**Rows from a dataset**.
★ ★ ★ ★ ★

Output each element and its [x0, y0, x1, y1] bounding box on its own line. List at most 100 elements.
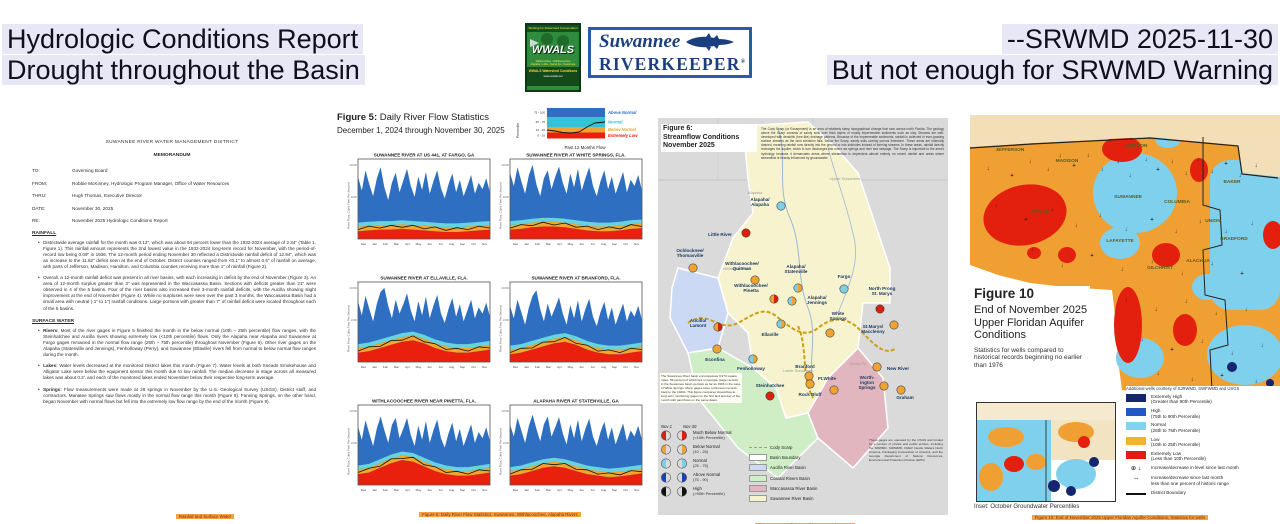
- gage-marker: Ochlocknee/Thomasville: [676, 248, 704, 273]
- svg-text:+: +: [1090, 253, 1093, 259]
- basin-name-labels: Alapaha Upper Suwannee Withlacoochee Lower …: [723, 176, 867, 373]
- svg-text:↓: ↓: [1199, 219, 1202, 225]
- svg-text:Extremely Low: Extremely Low: [608, 133, 638, 138]
- memo-bullet-text: Overall, a 12-month rainfall deficit was…: [43, 275, 316, 311]
- sturgeon-fish-icon: [686, 33, 735, 51]
- svg-text:Alapaha/: Alapaha/: [807, 295, 827, 300]
- svg-text:COLUMBIA: COLUMBIA: [1164, 199, 1190, 205]
- aquifer-high-regions: [1227, 362, 1274, 387]
- flow-chart-title: SUWANNEE RIVER AT BRANFORD, FLA.: [531, 276, 620, 281]
- svg-text:Jun: Jun: [427, 365, 432, 369]
- gage-marker: St.Marys/Macclenny: [861, 320, 899, 334]
- figure6-cody-scarp-text: The Cody Scarp (or Escarpment) is an are…: [761, 127, 944, 160]
- gage-marker: Steinhatchee: [756, 383, 785, 401]
- memo-doc-title: MEMORANDUM: [153, 153, 191, 158]
- memo-field-label: FROM:: [32, 180, 48, 186]
- figure5-caption: Figure 5: Daily River Flow Statistics: S…: [375, 503, 625, 524]
- svg-text:1000: 1000: [351, 195, 358, 199]
- trend-symbol: ⇔: [1132, 475, 1140, 483]
- headline-right-line1: --SRWMD 2025-11-30: [1001, 24, 1278, 54]
- figure10-wells-note: Additional wells courtesy of SJRWMD, SWF…: [1126, 386, 1240, 391]
- svg-text:Withlacoochee/: Withlacoochee/: [734, 283, 768, 288]
- memo-bullet: • Overall, a 12-month rainfall deficit wa…: [38, 275, 316, 312]
- svg-text:May: May: [416, 488, 422, 492]
- wwals-logo-top-text: Working for Watershed Conservation: [527, 25, 579, 32]
- svg-text:JEFFERSON: JEFFERSON: [996, 147, 1025, 153]
- svg-text:Nov: Nov: [634, 242, 640, 246]
- svg-text:Jul: Jul: [591, 242, 595, 246]
- svg-text:Springs: Springs: [858, 385, 876, 390]
- svg-text:25 - 75: 25 - 75: [536, 120, 546, 124]
- memo-bullet-text: Rivers: Most of the river gages in Figur…: [43, 327, 316, 358]
- flow-chart-panel: SUWANNEE RIVER AT WHITE SPRINGS, FLA. Riv…: [498, 149, 644, 256]
- svg-text:Jul: Jul: [591, 488, 595, 492]
- svg-text:Withlacoochee/: Withlacoochee/: [725, 261, 759, 266]
- svg-text:Jan: Jan: [524, 365, 529, 369]
- boundary-line-icon: [1126, 492, 1146, 495]
- svg-text:↓: ↓: [1101, 167, 1104, 173]
- figure10-stats-note: Statistics for wells compared to histori…: [974, 346, 1083, 369]
- memo-field: DATE: November 30, 2025: [32, 206, 318, 211]
- svg-text:10000: 10000: [349, 409, 357, 413]
- svg-text:↓: ↓: [995, 203, 998, 209]
- wwals-logo-footer2: www.wwals.net: [543, 73, 563, 78]
- memo-caption-line1: Rainfall and Surface Water: [175, 514, 235, 520]
- svg-text:10 - 25: 10 - 25: [536, 128, 546, 132]
- memo-field: TO: Governing Board: [32, 168, 318, 173]
- svg-text:Aug: Aug: [601, 242, 607, 246]
- svg-text:White: White: [832, 311, 845, 316]
- gage-marker: New River: [872, 362, 909, 372]
- trend-legend-label: Increase/decrease since last month: [1151, 475, 1224, 481]
- svg-text:May: May: [568, 242, 574, 246]
- svg-text:Apr: Apr: [557, 488, 562, 492]
- flow-chart-ylabel: River Flow, Cubic Feet Per Second: [347, 305, 351, 352]
- headline-left-line2: Drought throughout the Basin: [2, 55, 365, 85]
- flow-legend-label: Normal: [693, 457, 707, 463]
- svg-text:TAYLOR: TAYLOR: [1031, 209, 1050, 215]
- svg-text:+: +: [1156, 167, 1159, 173]
- aquifer-legend-row: Extremely High (Greater than 90th Percent…: [1126, 394, 1280, 405]
- boundary-legend-label: District Boundary: [1151, 489, 1186, 495]
- memo-bullet-text: Districtwide average rainfall for the mo…: [43, 239, 316, 269]
- svg-text:Branford: Branford: [795, 364, 815, 369]
- svg-text:Withlacoochee: Withlacoochee: [723, 266, 750, 271]
- svg-text:↓: ↓: [1261, 343, 1264, 349]
- svg-text:↓: ↓: [1171, 159, 1174, 165]
- bird-icon: [530, 39, 539, 47]
- svg-text:Below Normal: Below Normal: [608, 127, 637, 132]
- aquifer-normal-regions: [1093, 130, 1280, 385]
- flow-chart-title: SUWANNEE RIVER AT US 441, AT FARGO, GA: [374, 153, 475, 158]
- svg-text:Oct: Oct: [623, 488, 628, 492]
- figure10-inset-map: [976, 402, 1116, 502]
- figure5-legend-note: Past 12 Months Flow: [564, 145, 606, 150]
- svg-text:Dec: Dec: [513, 242, 519, 246]
- svg-text:Ft.White: Ft.White: [818, 376, 837, 381]
- figure5-subtitle: December 1, 2024 through November 30, 20…: [337, 126, 505, 135]
- memo-bullet-text: Springs: Flow measurements were made at …: [43, 386, 316, 404]
- svg-text:↓: ↓: [1211, 169, 1214, 175]
- svg-text:1000: 1000: [351, 318, 358, 322]
- svg-text:↓: ↓: [1125, 297, 1128, 303]
- svg-text:Mar: Mar: [394, 242, 399, 246]
- svg-text:Thomasville: Thomasville: [677, 253, 704, 258]
- svg-text:Nov: Nov: [482, 488, 488, 492]
- svg-text:Nov: Nov: [482, 242, 488, 246]
- flow-chart-title: WITHLACOOCHEE RIVER NEAR PINETTA, FLA.: [372, 399, 476, 404]
- gage-marker: Ellaville: [761, 319, 786, 337]
- svg-text:Sep: Sep: [612, 365, 618, 369]
- flow-chart-panel: WITHLACOOCHEE RIVER NEAR PINETTA, FLA. Ri…: [346, 395, 492, 502]
- svg-text:Nov: Nov: [482, 365, 488, 369]
- figure5-caption-line1: Figure 5: Daily River Flow Statistics: S…: [419, 512, 581, 518]
- svg-text:↓: ↓: [1239, 173, 1242, 179]
- svg-text:10000: 10000: [501, 163, 509, 167]
- svg-text:Apr: Apr: [405, 242, 410, 246]
- svg-text:+: +: [1224, 161, 1227, 167]
- svg-text:UNION: UNION: [1205, 218, 1221, 224]
- gage-marker: Alapaha/Jennings: [787, 295, 828, 306]
- bullet-icon: •: [38, 239, 40, 245]
- memo-field: FROM: Robbie McKinney, Hydrologic Program…: [32, 181, 318, 186]
- headline-left: Hydrologic Conditions Report Drought thr…: [2, 24, 365, 86]
- gage-marker: Little River: [708, 228, 751, 238]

★ ★ ★ ★ ★

**EXERCISE DIRECTIONS**. Reproduce the listing above word for word, line by line, but omit the picture.

**RESULT**.
Output each element and its [x0, y0, x1, y1] bounding box on its own line. List at most 100 elements.
- gage-marker: Ochlocknee/Thomasville: [676, 248, 704, 273]
- svg-text:+: +: [1090, 253, 1093, 259]
- basin-name-labels: Alapaha Upper Suwannee Withlacoochee Lower …: [723, 176, 867, 373]
- svg-text:↓: ↓: [1199, 219, 1202, 225]
- svg-text:Extremely Low: Extremely Low: [608, 133, 638, 138]
- memo-bullet-text: Overall, a 12-month rainfall deficit was…: [43, 275, 316, 311]
- sturgeon-fish-icon: [686, 33, 735, 51]
- svg-text:Alapaha/: Alapaha/: [807, 295, 827, 300]
- svg-text:COLUMBIA: COLUMBIA: [1164, 199, 1190, 205]
- aquifer-high-regions: [1227, 362, 1274, 387]
- flow-chart-title: SUWANNEE RIVER AT BRANFORD, FLA.: [531, 276, 620, 281]
- svg-text:Jun: Jun: [427, 365, 432, 369]
- gage-marker: St.Marys/Macclenny: [861, 320, 899, 334]
- figure6-cody-scarp-text: The Cody Scarp (or Escarpment) is an are…: [761, 127, 944, 160]
- gage-marker: Steinhatchee: [756, 383, 785, 401]
- memo-doc-title: MEMORANDUM: [153, 153, 191, 158]
- memo-field-label: FROM:: [32, 180, 48, 186]
- figure5-caption: Figure 5: Daily River Flow Statistics: S…: [375, 503, 625, 524]
- svg-text:1000: 1000: [351, 195, 358, 199]
- trend-symbol: ⇔: [1132, 475, 1140, 483]
- headline-right-line1: --SRWMD 2025-11-30: [1001, 24, 1278, 54]
- figure10-wells-note: Additional wells courtesy of SJRWMD, SWF…: [1126, 386, 1240, 391]
- svg-text:Withlacoochee/: Withlacoochee/: [734, 283, 768, 288]
- memo-bullet: • Overall, a 12-month rainfall deficit wa…: [38, 275, 316, 312]
- svg-text:May: May: [416, 488, 422, 492]
- wwals-logo-top-text: Working for Watershed Conservation: [527, 25, 579, 32]
- svg-text:JEFFERSON: JEFFERSON: [996, 147, 1025, 153]
- svg-text:Nov: Nov: [634, 242, 640, 246]
- svg-text:Jul: Jul: [591, 242, 595, 246]
- svg-text:Springs: Springs: [858, 385, 876, 390]
- svg-text:25 - 75: 25 - 75: [536, 120, 546, 124]
- memo-bullet-text: Rivers: Most of the river gages in Figur…: [43, 327, 316, 358]
- flow-chart-panel: SUWANNEE RIVER AT WHITE SPRINGS, FLA. Riv…: [498, 149, 644, 256]
- svg-text:Jul: Jul: [591, 488, 595, 492]
- svg-text:Withlacoochee/: Withlacoochee/: [725, 261, 759, 266]
- svg-text:Jan: Jan: [524, 365, 529, 369]
- boundary-line-icon: [1126, 492, 1146, 495]
- svg-text:↓: ↓: [1101, 167, 1104, 173]
- figure10-stats-note: Statistics for wells compared to histori…: [974, 346, 1083, 369]
- memo-field: DATE: November 30, 2025: [32, 206, 318, 211]
- svg-text:10000: 10000: [349, 409, 357, 413]
- svg-text:↓: ↓: [995, 203, 998, 209]
- wwals-logo-footer2: www.wwals.net: [543, 73, 563, 78]
- memo-caption-line1: Rainfall and Surface Water: [175, 514, 235, 520]
- svg-text:10 - 25: 10 - 25: [536, 128, 546, 132]
- memo-field: TO: Governing Board: [32, 168, 318, 173]
- svg-text:Aug: Aug: [601, 242, 607, 246]
- svg-text:White: White: [832, 311, 845, 316]
- gage-marker: New River: [872, 362, 909, 372]
- trend-legend-label: Increase/decrease since last month: [1151, 475, 1224, 481]
- svg-text:May: May: [568, 242, 574, 246]
- svg-text:Apr: Apr: [557, 488, 562, 492]
- flow-chart-ylabel: River Flow, Cubic Feet Per Second: [347, 305, 351, 352]
- headline-left-line2: Drought throughout the Basin: [2, 55, 365, 85]
- flow-legend-label: Normal: [693, 457, 707, 463]
- svg-text:TAYLOR: TAYLOR: [1031, 209, 1050, 215]
- svg-text:+: +: [1156, 167, 1159, 173]
- aquifer-legend-row: Extremely High (Greater than 90th Percent…: [1126, 394, 1280, 405]
- boundary-legend-label: District Boundary: [1151, 489, 1186, 495]
- memo-bullet-text: Districtwide average rainfall for the mo…: [43, 239, 316, 269]
- svg-text:Branford: Branford: [795, 364, 815, 369]
- svg-text:Withlacoochee: Withlacoochee: [723, 266, 750, 271]
- svg-text:↓: ↓: [1261, 343, 1264, 349]
- svg-text:↓: ↓: [1171, 159, 1174, 165]
- bird-icon: [530, 39, 539, 47]
- svg-text:Below Normal: Below Normal: [608, 127, 637, 132]
- aquifer-normal-regions: [1093, 130, 1280, 385]
- flow-chart-title: SUWANNEE RIVER AT US 441, AT FARGO, GA: [374, 153, 475, 158]
- svg-text:Oct: Oct: [623, 488, 628, 492]
- figure10-inset-map: [976, 402, 1116, 502]
- figure5-legend-note: Past 12 Months Flow: [564, 145, 606, 150]
- svg-text:Dec: Dec: [513, 242, 519, 246]
- svg-text:Ft.White: Ft.White: [818, 376, 837, 381]
- figure5-subtitle: December 1, 2024 through November 30, 20…: [337, 126, 505, 135]
- memo-bullet-text: Springs: Flow measurements were made at …: [43, 386, 316, 404]
- svg-text:↓: ↓: [1211, 169, 1214, 175]
- svg-text:1000: 1000: [351, 318, 358, 322]
- svg-text:↓: ↓: [1125, 297, 1128, 303]
- svg-text:Mar: Mar: [394, 242, 399, 246]
- svg-text:Thomasville: Thomasville: [677, 253, 704, 258]
- svg-text:Nov: Nov: [482, 488, 488, 492]
- svg-text:Nov: Nov: [482, 242, 488, 246]
- flow-chart-title: WITHLACOOCHEE RIVER NEAR PINETTA, FLA.: [372, 399, 476, 404]
- gage-marker: Ellaville: [761, 319, 786, 337]
- svg-text:Sep: Sep: [612, 365, 618, 369]
- flow-chart-panel: WITHLACOOCHEE RIVER NEAR PINETTA, FLA. Ri…: [346, 395, 492, 502]
- svg-text:Nov: Nov: [482, 365, 488, 369]
- figure5-caption-line1: Figure 5: Daily River Flow Statistics: S…: [419, 512, 581, 518]
- svg-text:↓: ↓: [1239, 173, 1242, 179]
- svg-text:10000: 10000: [501, 163, 509, 167]
- svg-text:Apr: Apr: [405, 242, 410, 246]
- svg-text:+: +: [1224, 161, 1227, 167]
- svg-text:UNION: UNION: [1205, 218, 1221, 224]
- gage-marker: Alapaha/Jennings: [787, 295, 828, 306]
- bullet-icon: •: [38, 239, 40, 245]
- memo-field: FROM: Robbie McKinney, Hydrologic Program…: [32, 181, 318, 186]
- headline-left: Hydrologic Conditions Report Drought thr…: [2, 24, 365, 86]
- gage-marker: Little River: [708, 228, 751, 238]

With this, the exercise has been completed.